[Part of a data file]
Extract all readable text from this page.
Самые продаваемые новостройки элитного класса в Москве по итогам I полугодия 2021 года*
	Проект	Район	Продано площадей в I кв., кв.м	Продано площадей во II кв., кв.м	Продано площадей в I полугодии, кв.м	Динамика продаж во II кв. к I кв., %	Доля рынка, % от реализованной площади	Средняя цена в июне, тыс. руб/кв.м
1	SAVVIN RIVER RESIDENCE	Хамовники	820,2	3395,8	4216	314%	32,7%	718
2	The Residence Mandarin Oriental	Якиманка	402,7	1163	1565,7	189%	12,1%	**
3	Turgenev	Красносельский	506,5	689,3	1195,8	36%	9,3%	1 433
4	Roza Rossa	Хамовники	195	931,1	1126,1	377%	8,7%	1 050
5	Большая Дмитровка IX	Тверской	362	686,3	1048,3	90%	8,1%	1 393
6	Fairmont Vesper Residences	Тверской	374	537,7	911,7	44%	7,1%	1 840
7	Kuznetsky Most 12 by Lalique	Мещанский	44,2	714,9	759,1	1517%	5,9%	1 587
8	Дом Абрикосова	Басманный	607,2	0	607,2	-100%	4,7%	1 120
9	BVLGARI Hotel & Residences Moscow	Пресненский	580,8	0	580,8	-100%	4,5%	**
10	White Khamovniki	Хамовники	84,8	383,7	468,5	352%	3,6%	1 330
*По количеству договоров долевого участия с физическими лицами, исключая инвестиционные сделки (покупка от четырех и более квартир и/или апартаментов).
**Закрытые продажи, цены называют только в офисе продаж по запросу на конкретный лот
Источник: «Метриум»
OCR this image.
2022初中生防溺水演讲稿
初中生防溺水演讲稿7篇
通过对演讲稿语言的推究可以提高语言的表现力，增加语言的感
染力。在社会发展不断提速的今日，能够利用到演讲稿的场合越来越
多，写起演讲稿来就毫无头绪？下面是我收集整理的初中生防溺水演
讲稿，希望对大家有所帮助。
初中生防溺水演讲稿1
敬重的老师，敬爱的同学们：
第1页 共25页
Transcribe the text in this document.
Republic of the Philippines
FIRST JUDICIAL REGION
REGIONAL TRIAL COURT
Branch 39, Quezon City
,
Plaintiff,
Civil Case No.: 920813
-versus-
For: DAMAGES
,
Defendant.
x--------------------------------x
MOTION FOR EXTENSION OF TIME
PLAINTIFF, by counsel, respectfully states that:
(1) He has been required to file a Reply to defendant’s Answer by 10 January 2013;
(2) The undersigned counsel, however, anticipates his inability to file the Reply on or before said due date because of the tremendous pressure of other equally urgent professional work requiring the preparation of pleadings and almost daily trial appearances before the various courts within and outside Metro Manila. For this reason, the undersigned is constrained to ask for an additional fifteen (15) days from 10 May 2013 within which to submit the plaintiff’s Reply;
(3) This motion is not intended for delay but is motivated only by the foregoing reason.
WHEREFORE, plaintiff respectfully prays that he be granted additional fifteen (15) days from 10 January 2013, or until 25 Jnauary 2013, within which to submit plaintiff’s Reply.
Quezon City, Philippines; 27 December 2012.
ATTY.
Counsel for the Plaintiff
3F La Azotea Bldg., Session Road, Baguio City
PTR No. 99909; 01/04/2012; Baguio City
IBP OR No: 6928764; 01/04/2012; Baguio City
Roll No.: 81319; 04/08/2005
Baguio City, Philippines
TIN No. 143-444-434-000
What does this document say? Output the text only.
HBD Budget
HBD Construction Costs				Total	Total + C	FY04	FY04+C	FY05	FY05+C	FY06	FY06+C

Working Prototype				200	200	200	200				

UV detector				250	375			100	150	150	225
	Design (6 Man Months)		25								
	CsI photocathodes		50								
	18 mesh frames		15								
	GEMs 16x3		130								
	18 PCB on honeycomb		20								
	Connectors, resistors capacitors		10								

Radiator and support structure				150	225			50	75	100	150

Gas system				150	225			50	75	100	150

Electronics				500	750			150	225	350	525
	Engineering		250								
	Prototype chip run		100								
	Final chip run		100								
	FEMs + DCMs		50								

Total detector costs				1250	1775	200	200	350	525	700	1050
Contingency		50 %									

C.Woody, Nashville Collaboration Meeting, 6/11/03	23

* _Written task_
Go through the material above and count the lines that include "Philippines". Give the number alone.

* _Answer_
3